*Task requirements*
Each entry below is to be printed verbatim.

(Saved data entries)
--- Start ---

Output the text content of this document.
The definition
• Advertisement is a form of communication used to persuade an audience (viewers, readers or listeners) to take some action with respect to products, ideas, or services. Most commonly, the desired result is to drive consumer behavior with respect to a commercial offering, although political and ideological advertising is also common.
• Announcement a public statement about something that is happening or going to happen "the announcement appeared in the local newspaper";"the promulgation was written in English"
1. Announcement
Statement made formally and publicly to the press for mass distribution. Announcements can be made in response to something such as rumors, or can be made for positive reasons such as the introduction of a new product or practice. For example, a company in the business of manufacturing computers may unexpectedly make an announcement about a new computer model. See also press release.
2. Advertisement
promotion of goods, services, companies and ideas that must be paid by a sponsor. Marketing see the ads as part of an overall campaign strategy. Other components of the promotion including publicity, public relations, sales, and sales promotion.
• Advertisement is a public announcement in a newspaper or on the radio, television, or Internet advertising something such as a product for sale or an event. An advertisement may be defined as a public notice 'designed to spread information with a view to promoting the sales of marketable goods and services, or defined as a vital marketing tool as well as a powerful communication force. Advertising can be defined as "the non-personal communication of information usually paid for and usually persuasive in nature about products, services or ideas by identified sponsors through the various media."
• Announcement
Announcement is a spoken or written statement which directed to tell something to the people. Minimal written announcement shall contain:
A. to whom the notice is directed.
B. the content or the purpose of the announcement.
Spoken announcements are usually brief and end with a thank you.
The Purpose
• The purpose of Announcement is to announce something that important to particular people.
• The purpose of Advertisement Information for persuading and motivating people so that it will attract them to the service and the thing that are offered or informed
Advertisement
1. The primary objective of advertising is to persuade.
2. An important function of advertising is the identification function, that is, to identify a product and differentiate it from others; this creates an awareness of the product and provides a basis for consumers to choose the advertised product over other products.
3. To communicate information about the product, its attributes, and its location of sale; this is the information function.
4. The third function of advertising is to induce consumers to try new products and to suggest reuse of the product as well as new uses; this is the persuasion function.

--- End ---

*Completed task*
Output the text content of this document.
The definition
• Advertisement is a form of communication used to persuade an audience (viewers, readers or listeners) to take some action with respect to products, ideas, or services. Most commonly, the desired result is to drive consumer behavior with respect to a commercial offering, although political and ideological advertising is also common.
• Announcement a public statement about something that is happening or going to happen "the announcement appeared in the local newspaper";"the promulgation was written in English"
1. Announcement
Statement made formally and publicly to the press for mass distribution. Announcements can be made in response to something such as rumors, or can be made for positive reasons such as the introduction of a new product or practice. For example, a company in the business of manufacturing computers may unexpectedly make an announcement about a new computer model. See also press release.
2. Advertisement
promotion of goods, services, companies and ideas that must be paid by a sponsor. Marketing see the ads as part of an overall campaign strategy. Other components of the promotion including publicity, public relations, sales, and sales promotion.
• Advertisement is a public announcement in a newspaper or on the radio, television, or Internet advertising something such as a product for sale or an event. An advertisement may be defined as a public notice 'designed to spread information with a view to promoting the sales of marketable goods and services, or defined as a vital marketing tool as well as a powerful communication force. Advertising can be defined as "the non-personal communication of information usually paid for and usually persuasive in nature about products, services or ideas by identified sponsors through the various media."
• Announcement
Announcement is a spoken or written statement which directed to tell something to the people. Minimal written announcement shall contain:
A. to whom the notice is directed.
B. the content or the purpose of the announcement.
Spoken announcements are usually brief and end with a thank you.
The Purpose
• The purpose of Announcement is to announce something that important to particular people.
• The purpose of Advertisement Information for persuading and motivating people so that it will attract them to the service and the thing that are offered or informed
Advertisement
1. The primary objective of advertising is to persuade.
2. An important function of advertising is the identification function, that is, to identify a product and differentiate it from others; this creates an awareness of the product and provides a basis for consumers to choose the advertised product over other products.
3. To communicate information about the product, its attributes, and its location of sale; this is the information function.
4. The third function of advertising is to induce consumers to try new products and to suggest reuse of the product as well as new uses; this is the persuasion function.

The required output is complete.